* **Exercise goal**: Find the lines that contain the word "months" and copy each one.
>> Begin Data shown
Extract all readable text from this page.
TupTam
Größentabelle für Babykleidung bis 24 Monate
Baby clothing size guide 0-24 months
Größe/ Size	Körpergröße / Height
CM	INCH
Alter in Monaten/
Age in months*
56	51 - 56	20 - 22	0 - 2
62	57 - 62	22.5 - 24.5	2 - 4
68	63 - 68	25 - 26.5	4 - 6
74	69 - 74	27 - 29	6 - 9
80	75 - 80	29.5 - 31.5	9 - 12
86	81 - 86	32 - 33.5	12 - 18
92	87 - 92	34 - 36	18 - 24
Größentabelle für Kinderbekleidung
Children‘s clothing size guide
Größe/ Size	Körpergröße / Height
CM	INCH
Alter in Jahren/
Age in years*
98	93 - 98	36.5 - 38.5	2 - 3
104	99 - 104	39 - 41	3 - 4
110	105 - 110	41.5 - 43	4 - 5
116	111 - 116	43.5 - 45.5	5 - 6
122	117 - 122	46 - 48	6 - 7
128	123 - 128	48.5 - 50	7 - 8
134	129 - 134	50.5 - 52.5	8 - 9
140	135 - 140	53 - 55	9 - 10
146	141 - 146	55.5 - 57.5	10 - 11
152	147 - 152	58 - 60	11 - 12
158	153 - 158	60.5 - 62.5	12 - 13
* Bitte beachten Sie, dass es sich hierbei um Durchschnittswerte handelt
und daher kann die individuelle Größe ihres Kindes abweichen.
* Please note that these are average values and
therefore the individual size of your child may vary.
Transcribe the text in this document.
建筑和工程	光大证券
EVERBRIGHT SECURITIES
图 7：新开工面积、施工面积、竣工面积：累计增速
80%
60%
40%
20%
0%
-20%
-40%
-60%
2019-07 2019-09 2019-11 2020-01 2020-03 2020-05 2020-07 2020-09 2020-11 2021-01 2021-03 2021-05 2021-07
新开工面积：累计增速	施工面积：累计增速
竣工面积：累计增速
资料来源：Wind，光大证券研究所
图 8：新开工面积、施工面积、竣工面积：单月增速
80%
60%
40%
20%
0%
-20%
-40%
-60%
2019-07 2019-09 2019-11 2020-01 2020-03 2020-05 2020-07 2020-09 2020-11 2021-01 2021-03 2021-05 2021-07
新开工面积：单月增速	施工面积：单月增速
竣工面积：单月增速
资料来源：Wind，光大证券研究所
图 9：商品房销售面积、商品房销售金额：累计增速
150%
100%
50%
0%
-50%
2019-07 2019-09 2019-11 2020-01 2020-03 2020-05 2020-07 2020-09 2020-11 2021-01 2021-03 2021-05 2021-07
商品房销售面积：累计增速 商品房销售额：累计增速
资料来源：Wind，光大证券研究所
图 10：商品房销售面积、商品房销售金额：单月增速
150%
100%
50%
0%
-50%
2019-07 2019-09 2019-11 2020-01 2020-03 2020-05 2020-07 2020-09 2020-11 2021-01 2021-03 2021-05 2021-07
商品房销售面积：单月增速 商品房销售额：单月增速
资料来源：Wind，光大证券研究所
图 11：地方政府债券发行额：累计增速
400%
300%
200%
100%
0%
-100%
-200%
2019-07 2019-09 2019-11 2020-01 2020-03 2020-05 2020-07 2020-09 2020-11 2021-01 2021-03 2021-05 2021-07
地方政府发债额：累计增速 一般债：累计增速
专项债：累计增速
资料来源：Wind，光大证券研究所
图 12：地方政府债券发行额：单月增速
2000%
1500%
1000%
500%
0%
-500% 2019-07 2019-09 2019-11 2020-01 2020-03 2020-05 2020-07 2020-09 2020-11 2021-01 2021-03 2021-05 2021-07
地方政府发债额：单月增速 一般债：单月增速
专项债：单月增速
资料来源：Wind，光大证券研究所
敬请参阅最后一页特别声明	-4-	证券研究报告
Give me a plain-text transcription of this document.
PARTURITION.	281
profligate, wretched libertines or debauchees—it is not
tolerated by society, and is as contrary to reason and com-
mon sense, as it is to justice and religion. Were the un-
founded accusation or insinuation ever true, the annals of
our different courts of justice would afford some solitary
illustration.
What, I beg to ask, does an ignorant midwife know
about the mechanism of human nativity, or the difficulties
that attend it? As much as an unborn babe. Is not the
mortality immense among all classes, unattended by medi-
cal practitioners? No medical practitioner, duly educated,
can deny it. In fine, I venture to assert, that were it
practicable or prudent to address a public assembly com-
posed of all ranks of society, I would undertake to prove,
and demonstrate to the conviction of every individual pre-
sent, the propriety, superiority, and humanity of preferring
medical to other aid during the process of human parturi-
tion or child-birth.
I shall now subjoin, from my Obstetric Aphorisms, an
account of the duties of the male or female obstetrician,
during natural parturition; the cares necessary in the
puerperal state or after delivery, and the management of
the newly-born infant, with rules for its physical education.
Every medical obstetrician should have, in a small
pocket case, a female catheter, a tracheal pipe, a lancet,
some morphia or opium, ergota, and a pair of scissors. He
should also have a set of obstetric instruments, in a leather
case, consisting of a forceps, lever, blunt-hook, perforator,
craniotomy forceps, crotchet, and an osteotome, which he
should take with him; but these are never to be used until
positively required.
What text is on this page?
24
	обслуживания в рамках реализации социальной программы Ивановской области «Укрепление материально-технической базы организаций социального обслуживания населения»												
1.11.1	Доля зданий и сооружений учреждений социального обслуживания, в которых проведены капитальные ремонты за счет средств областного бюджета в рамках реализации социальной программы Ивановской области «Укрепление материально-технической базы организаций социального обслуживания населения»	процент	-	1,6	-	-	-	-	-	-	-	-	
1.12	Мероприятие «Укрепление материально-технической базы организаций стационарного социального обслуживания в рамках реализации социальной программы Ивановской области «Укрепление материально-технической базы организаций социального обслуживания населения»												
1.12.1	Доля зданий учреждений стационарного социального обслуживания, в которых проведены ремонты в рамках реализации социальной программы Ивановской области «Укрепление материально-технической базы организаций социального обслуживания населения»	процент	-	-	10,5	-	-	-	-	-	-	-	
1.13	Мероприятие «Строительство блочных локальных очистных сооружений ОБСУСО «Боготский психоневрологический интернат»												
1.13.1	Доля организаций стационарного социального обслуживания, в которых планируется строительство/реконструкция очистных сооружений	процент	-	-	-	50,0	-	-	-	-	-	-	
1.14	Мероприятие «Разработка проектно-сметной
>> End Data shown
* **Correct response**:
Baby clothing size guide 0-24 months
Age in months*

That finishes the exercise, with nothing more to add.